··· Given records

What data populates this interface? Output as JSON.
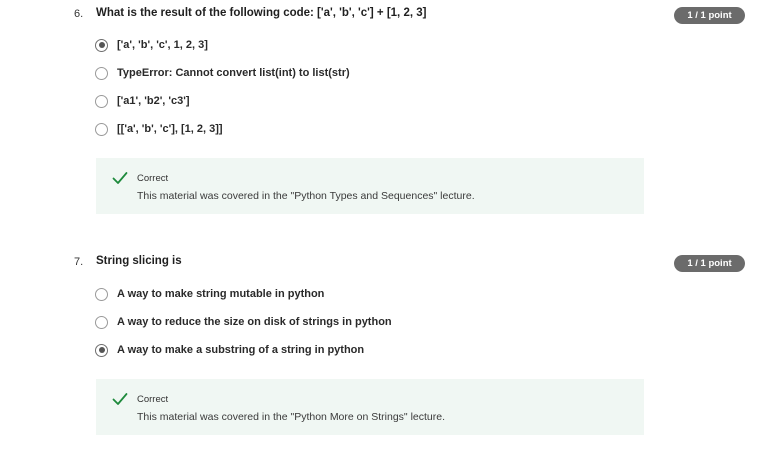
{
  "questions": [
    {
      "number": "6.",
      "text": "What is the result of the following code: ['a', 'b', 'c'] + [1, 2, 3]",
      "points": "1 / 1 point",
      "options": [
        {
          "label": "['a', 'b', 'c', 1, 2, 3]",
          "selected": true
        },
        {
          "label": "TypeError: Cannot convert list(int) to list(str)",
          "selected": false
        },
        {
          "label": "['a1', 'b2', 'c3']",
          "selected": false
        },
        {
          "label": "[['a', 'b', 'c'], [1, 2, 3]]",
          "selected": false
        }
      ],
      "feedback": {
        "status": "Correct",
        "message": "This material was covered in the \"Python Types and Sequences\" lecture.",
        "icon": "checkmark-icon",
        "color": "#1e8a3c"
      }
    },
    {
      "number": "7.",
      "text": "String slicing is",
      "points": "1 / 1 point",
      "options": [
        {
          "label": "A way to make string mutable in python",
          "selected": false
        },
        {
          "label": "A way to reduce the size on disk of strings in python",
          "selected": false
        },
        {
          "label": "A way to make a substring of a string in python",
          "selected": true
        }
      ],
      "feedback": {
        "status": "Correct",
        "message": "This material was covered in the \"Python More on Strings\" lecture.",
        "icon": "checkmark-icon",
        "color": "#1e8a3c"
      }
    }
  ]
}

······
··· Given records

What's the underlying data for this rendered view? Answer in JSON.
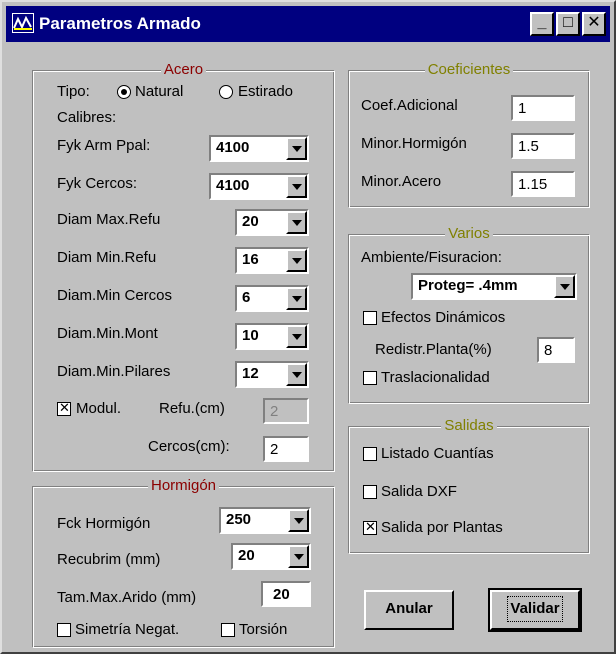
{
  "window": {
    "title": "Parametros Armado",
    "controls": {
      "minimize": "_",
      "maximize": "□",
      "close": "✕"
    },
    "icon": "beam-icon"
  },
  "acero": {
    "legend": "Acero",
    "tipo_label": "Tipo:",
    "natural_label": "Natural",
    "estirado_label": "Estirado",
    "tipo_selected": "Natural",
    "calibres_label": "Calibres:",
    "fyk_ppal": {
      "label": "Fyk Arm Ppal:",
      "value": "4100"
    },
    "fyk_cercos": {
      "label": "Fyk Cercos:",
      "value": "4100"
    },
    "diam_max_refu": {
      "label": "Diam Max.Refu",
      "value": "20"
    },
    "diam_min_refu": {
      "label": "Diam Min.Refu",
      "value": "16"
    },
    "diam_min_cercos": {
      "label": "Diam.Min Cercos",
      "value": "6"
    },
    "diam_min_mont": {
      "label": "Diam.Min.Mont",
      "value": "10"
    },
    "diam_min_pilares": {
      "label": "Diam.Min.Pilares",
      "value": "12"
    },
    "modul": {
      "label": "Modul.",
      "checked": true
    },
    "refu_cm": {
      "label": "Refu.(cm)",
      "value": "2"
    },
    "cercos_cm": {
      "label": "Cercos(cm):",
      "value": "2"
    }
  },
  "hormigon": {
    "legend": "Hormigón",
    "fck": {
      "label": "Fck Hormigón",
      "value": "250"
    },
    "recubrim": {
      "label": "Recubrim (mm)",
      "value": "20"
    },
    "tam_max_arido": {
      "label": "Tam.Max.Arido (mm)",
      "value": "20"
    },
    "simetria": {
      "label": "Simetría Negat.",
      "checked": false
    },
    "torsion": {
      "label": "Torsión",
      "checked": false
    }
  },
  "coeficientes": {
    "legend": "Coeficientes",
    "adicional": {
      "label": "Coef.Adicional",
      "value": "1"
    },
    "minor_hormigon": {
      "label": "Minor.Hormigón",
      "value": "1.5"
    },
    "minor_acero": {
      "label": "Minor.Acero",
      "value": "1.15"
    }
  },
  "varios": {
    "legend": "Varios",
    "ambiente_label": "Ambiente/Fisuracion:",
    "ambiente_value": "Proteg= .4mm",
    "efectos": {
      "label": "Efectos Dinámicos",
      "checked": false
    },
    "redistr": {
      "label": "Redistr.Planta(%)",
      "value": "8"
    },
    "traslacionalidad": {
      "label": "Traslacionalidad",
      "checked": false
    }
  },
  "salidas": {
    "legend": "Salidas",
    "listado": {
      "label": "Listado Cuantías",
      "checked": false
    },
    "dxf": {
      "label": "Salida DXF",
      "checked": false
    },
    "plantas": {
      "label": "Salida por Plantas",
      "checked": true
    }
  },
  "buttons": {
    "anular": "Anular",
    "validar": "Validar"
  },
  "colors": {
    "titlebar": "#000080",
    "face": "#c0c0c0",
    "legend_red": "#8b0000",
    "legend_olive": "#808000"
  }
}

······

Written task:
How many lines in the records above contain the word "Hormigón"? Reply with the number alone.

Complete response:
3